ARTÍCULO
·····

Si bien el Estado es una relación de dominación basada en la violencia física, su poder no reside de manera exclusiva en la coerción. Sería impensable que la élite estatal lograra extraerles obediencia a todos, o al menos a la mayoría de la población que habita en el territorio que se encuentra bajo su dominio, únicamente mediante ejércitos, policías, jueces, leyes, cárceles y demás instrumentos y mecanismos de poder despótico. Las relaciones de dominación basadas en la imposición y la violencia están condenadas a la inestabilidad. Por ello, para que la élite estatal pueda dominar con éxito su territorio por periodos relativamente prolongados tiene que hacer uso de “aparatos ideológicos” o “mecanismos de reproducción” del poder estatal. Esa capacidad del Estado para “penetrar” en la mente de sus súbditos (o ciudadanos, en el caso de las democracias capitalistas), es lo que Michael Mann denomina “poder infraestructural” (Mann, 2006, pp. 6-7).
El concepto “poder infraestructural” implica que para que el Estado pueda dominar la sociedad civil es necesario que el Estado construya toda una serie de “puentes logísticos”
o “tecnologías de poder” a lo largo de su territorio, con la finalidad de poder coordinarlo y administrarlo, como pueden ser redes de comunicación y transporte, una moneda común, pesas y medidas estandarizadas, pero sobre todo un lenguaje y una simbología compartidos entre los que dominan y los que son dominados. Por eso, durante prácticamente todos los procesos de construcción del Estado, la élite estatal tiene que someter o asimilar los elementos culturales (como la lengua o la religión) de grupos subalternos que fungen como instrumentos de resistencia a la dominación estatal.

·····

DATOS DE ENTRADA
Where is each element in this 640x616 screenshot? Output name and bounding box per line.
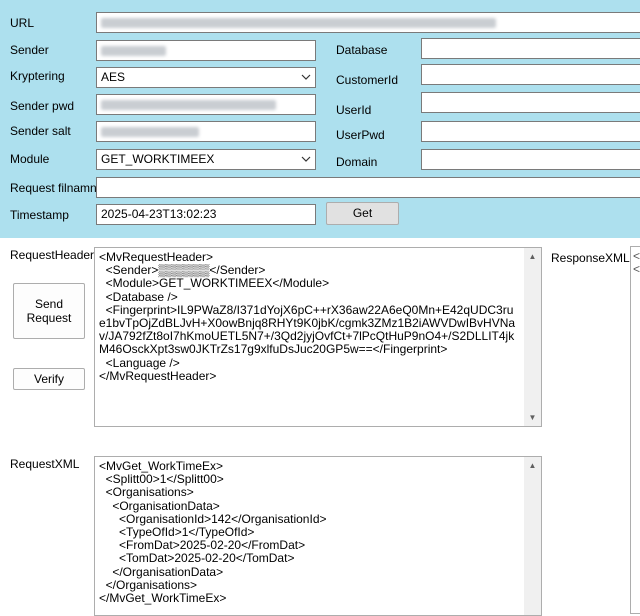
get-button[interactable]: Get	[326, 202, 399, 225]
request-filename-input[interactable]	[96, 177, 640, 198]
timestamp-label: Timestamp	[10, 208, 69, 222]
redacted-sender-value	[101, 45, 166, 56]
sender-salt-label: Sender salt	[10, 124, 71, 138]
response-xml-textarea[interactable]: < <	[630, 246, 640, 614]
customerid-label: CustomerId	[336, 73, 399, 87]
userpwd-input[interactable]	[421, 121, 640, 142]
response-xml-content: < <	[633, 249, 640, 277]
kryptering-label: Kryptering	[10, 69, 65, 83]
send-request-button[interactable]: Send Request	[13, 283, 85, 339]
request-header-content: <MvRequestHeader> <Sender>▒▒▒▒▒▒</Sender…	[99, 250, 516, 383]
request-header-label: RequestHeader	[10, 248, 95, 262]
url-label: URL	[10, 16, 35, 30]
module-label: Module	[10, 152, 50, 166]
request-filename-label: Request filnamn	[10, 181, 97, 195]
sender-input[interactable]	[96, 40, 316, 61]
database-input[interactable]	[421, 38, 640, 59]
kryptering-value: AES	[101, 70, 126, 84]
scroll-down-arrow-icon[interactable]: ▼	[524, 409, 541, 426]
sender-pwd-input[interactable]	[96, 94, 316, 115]
sender-salt-input[interactable]	[96, 121, 316, 142]
redacted-sender-pwd-value	[101, 99, 276, 110]
sender-label: Sender	[10, 43, 49, 57]
kryptering-select[interactable]: AES	[96, 67, 316, 88]
customerid-input[interactable]	[421, 64, 640, 85]
redacted-sender-salt-value	[101, 126, 199, 137]
database-label: Database	[336, 43, 388, 57]
scroll-up-arrow-icon[interactable]: ▲	[524, 457, 541, 474]
request-header-scrollbar[interactable]: ▲ ▼	[524, 248, 541, 426]
request-xml-textarea[interactable]: <MvGet_WorkTimeEx> <Splitt00>1</Splitt00…	[94, 456, 542, 616]
sender-pwd-label: Sender pwd	[10, 99, 75, 113]
connection-settings-panel: URL Sender Kryptering Sender pwd Sender …	[0, 0, 640, 238]
request-xml-content: <MvGet_WorkTimeEx> <Splitt00>1</Splitt00…	[99, 459, 327, 606]
request-header-textarea[interactable]: <MvRequestHeader> <Sender>▒▒▒▒▒▒</Sender…	[94, 247, 542, 427]
scroll-up-arrow-icon[interactable]: ▲	[524, 248, 541, 265]
request-xml-scrollbar[interactable]: ▲	[524, 457, 541, 615]
module-select[interactable]: GET_WORKTIMEEX	[96, 149, 316, 170]
chevron-down-icon	[301, 69, 311, 87]
request-xml-label: RequestXML	[10, 457, 80, 471]
domain-input[interactable]	[421, 149, 640, 170]
verify-button[interactable]: Verify	[13, 368, 85, 390]
response-xml-label: ResponseXML	[551, 251, 630, 265]
domain-label: Domain	[336, 155, 378, 169]
chevron-down-icon	[301, 151, 311, 169]
userid-label: UserId	[336, 103, 372, 117]
timestamp-value: 2025-04-23T13:02:23	[101, 207, 217, 221]
url-input[interactable]	[96, 12, 640, 33]
userid-input[interactable]	[421, 92, 640, 113]
userpwd-label: UserPwd	[336, 128, 385, 142]
redacted-url-value	[101, 17, 496, 28]
timestamp-input[interactable]: 2025-04-23T13:02:23	[96, 204, 316, 225]
module-value: GET_WORKTIMEEX	[101, 152, 215, 166]
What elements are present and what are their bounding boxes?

·····

INSTRUCCIONES
1) Reescribe las filas del bloque desde la que contiene "202, 399, 225]" hasta la que contiene "248, 541, 426]", ambas incluidas. Sustituye "Send Request" por "Enviar solicitud" y deja todo lo demás sin cambios.
2) Continúa el artículo sobre el poder infraestructural del Estado a partir de su última oración.

RESULTADOS POR TAREA
1)
get-button[interactable]: Get	[326, 202, 399, 225]
request-filename-input[interactable]	[96, 177, 640, 198]
timestamp-label: Timestamp	[10, 208, 69, 222]
redacted-sender-value	[101, 45, 166, 56]
sender-salt-label: Sender salt	[10, 124, 71, 138]
response-xml-textarea[interactable]: < <	[630, 246, 640, 614]
customerid-label: CustomerId	[336, 73, 399, 87]
userpwd-input[interactable]	[421, 121, 640, 142]
response-xml-content: < <	[633, 249, 640, 277]
kryptering-label: Kryptering	[10, 69, 65, 83]
send-request-button[interactable]: Enviar solicitud	[13, 283, 85, 339]
request-header-content: <MvRequestHeader> <Sender>▒▒▒▒▒▒</Sender…	[99, 250, 516, 383]
request-header-label: RequestHeader	[10, 248, 95, 262]
url-label: URL	[10, 16, 35, 30]
module-label: Module	[10, 152, 50, 166]
request-filename-label: Request filnamn	[10, 181, 97, 195]
sender-input[interactable]	[96, 40, 316, 61]
database-input[interactable]	[421, 38, 640, 59]
kryptering-value: AES	[101, 70, 126, 84]
scroll-down-arrow-icon[interactable]: ▼	[524, 409, 541, 426]
sender-pwd-input[interactable]	[96, 94, 316, 115]
sender-salt-input[interactable]	[96, 121, 316, 142]
redacted-sender-pwd-value	[101, 99, 276, 110]
sender-label: Sender	[10, 43, 49, 57]
kryptering-select[interactable]: AES	[96, 67, 316, 88]
customerid-input[interactable]	[421, 64, 640, 85]
redacted-sender-salt-value	[101, 126, 199, 137]
database-label: Database	[336, 43, 388, 57]
scroll-up-arrow-icon[interactable]: ▲	[524, 457, 541, 474]
request-header-scrollbar[interactable]: ▲ ▼	[524, 248, 541, 426]

2)
La lengua, la religión, la vestimenta, la música y hasta la gastronomía de la élite estatal tienen que inculcarse y difundirse entre las diversas clases subalternas para conseguir que estas últimas acepten y legitimen el poder del grupo dominante. Pero este es un proceso bastante complejo y contradictorio. Muchas veces, los grupos dominantes abrazan elementos identitarios “plebeyos o populares” o enarbolan las banderas y reivindicaciones de los grupos subalternos, debido a que, si bien estos últimos fueron vencidos (política y/o militarmente), se niegan a otorgar su obediencia o lealtad; por lo que es necesario construir una imagen de comunidad (unión entre dominados y dominadores) y una narrativa legitimadora que tiene que ser creíble y sustentada en hechos tangibles, donde los dominadores protegen y/o velan por los intereses de los dominados. Es muy común que los nacionalistas, en el momento de “construir nación”, cubran su proyecto desarrollista con mitos, símbolos y elementos culturales “nativos” o “ancestrales”, con el objetivo de facilitar la conversión de las masas al nuevo sistema de creencias. Ese proceso fue bautizado por Anthony Smith, profesor de la cátedra “Etnicidad y Nacionalismo” de la London School of Economics, como “integración vernácula” (1999).
La educación pública es uno de los ámbitos por excelencia para la reproducción del poder estatal. La educación pública no solamente se presenta ante la sociedad civil como un mecanismo de ascenso social y una posibilidad para mejorar su calidad de vida; también es un espacio para que las generaciones venideras sean inculcadas con los valores, actitudes y símbolos que reproducen el poder estatal. Como muestra Bourdieu, las escuelas seleccionan y legitiman un sistema de hábitos y prácticas al presentar los valores y las normas culturales de los grupos dominantes como universales y naturales; de tal forma que las escuelas, al ser espacios de socialización, contribuyen a reproducir el poder de la élite estatal y “condicionan” los individuos a cierto tipo de obediencia.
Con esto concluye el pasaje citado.